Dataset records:

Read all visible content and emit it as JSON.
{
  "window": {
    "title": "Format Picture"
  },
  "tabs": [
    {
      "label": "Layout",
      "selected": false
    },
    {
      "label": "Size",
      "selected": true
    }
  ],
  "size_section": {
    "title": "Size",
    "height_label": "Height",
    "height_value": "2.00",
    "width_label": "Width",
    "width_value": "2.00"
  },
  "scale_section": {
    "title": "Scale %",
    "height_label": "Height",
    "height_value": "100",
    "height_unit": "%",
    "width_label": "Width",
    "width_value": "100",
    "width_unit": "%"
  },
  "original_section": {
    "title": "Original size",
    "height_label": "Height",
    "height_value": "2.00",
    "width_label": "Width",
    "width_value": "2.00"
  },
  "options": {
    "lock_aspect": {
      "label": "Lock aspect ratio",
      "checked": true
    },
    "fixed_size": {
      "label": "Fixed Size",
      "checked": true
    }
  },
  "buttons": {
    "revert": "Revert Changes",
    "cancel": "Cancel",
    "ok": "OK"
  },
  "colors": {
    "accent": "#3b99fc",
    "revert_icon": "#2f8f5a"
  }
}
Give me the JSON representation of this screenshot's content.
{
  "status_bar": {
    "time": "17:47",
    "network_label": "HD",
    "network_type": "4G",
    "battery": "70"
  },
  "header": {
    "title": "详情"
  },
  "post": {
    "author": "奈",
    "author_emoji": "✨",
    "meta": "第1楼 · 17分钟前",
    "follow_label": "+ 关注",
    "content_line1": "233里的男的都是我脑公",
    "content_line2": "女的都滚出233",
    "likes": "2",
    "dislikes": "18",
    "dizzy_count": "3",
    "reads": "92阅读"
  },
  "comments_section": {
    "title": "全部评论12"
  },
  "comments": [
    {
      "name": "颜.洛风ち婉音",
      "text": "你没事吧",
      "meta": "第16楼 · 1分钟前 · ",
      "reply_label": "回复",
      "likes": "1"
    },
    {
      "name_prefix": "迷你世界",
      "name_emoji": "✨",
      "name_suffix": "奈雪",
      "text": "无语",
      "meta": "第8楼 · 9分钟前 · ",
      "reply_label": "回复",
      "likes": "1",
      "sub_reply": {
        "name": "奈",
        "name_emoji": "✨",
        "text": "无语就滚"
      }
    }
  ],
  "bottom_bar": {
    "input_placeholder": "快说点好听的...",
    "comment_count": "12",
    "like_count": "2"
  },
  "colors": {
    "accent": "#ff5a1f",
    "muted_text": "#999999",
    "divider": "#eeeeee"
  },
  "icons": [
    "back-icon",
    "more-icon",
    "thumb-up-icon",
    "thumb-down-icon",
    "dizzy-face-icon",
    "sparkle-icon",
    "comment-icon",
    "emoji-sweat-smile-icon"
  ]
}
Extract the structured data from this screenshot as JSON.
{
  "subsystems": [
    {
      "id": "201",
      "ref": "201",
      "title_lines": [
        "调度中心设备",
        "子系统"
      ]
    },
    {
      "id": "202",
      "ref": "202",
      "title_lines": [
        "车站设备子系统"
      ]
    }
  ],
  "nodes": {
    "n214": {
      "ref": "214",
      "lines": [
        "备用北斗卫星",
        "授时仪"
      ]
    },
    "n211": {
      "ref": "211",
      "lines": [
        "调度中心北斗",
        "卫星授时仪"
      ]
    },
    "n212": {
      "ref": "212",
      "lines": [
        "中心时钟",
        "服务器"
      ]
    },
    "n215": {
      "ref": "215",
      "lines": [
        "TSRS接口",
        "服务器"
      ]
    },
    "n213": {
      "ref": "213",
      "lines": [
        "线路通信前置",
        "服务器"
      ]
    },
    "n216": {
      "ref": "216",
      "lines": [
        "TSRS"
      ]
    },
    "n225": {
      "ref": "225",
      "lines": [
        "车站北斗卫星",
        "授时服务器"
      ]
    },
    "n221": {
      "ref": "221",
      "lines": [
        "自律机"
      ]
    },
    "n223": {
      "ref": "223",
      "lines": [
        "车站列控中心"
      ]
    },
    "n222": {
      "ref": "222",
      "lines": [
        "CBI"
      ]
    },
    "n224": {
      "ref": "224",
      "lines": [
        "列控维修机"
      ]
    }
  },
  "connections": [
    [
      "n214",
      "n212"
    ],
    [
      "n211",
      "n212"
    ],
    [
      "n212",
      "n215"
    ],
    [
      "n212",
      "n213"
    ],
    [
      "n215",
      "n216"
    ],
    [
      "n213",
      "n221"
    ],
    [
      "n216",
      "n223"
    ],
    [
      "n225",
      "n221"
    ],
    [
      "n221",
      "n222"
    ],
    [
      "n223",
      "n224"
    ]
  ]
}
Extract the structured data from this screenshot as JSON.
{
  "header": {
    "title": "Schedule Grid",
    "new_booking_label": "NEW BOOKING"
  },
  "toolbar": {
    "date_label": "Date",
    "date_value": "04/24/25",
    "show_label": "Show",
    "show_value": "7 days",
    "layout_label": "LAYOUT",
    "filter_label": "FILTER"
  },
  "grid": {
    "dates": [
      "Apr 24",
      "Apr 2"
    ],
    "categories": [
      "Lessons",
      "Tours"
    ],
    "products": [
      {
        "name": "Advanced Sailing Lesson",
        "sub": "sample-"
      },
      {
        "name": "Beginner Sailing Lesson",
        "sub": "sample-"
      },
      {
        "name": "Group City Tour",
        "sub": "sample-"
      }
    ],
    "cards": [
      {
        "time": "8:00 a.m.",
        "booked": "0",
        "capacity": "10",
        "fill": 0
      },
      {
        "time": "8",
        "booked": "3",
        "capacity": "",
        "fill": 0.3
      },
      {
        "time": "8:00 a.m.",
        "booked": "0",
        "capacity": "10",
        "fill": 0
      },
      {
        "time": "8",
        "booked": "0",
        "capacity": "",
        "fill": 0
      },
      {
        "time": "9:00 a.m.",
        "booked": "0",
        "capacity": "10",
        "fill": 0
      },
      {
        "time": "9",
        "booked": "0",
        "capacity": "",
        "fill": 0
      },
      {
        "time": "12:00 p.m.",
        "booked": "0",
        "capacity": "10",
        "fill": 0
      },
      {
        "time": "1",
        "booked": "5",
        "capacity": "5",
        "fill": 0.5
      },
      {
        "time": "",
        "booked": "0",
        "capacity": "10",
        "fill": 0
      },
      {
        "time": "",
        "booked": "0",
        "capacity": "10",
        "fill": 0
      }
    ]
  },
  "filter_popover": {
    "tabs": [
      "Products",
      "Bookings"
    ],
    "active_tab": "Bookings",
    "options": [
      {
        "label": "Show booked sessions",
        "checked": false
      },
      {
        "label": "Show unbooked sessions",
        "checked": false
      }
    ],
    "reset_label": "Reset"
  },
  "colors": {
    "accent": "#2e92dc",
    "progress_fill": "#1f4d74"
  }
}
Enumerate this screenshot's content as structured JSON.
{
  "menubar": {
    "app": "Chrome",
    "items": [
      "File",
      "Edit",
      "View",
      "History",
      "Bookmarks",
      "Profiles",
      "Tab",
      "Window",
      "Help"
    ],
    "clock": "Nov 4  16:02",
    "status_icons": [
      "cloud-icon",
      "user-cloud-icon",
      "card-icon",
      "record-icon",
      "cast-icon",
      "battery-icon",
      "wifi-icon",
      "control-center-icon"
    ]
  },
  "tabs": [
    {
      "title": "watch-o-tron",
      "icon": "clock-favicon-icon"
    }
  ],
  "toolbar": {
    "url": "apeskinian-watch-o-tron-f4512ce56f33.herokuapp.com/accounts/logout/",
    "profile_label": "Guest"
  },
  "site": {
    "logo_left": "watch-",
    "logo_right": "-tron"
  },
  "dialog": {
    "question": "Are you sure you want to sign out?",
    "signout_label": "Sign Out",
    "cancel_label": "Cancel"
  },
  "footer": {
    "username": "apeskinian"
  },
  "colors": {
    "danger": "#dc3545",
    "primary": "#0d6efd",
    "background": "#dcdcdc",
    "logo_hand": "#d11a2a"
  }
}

# Task requirements
Pick every line with "clock" in it and copy it.

# Answer to this exercise
    "clock": "Nov 4  16:02",
      "icon": "clock-favicon-icon"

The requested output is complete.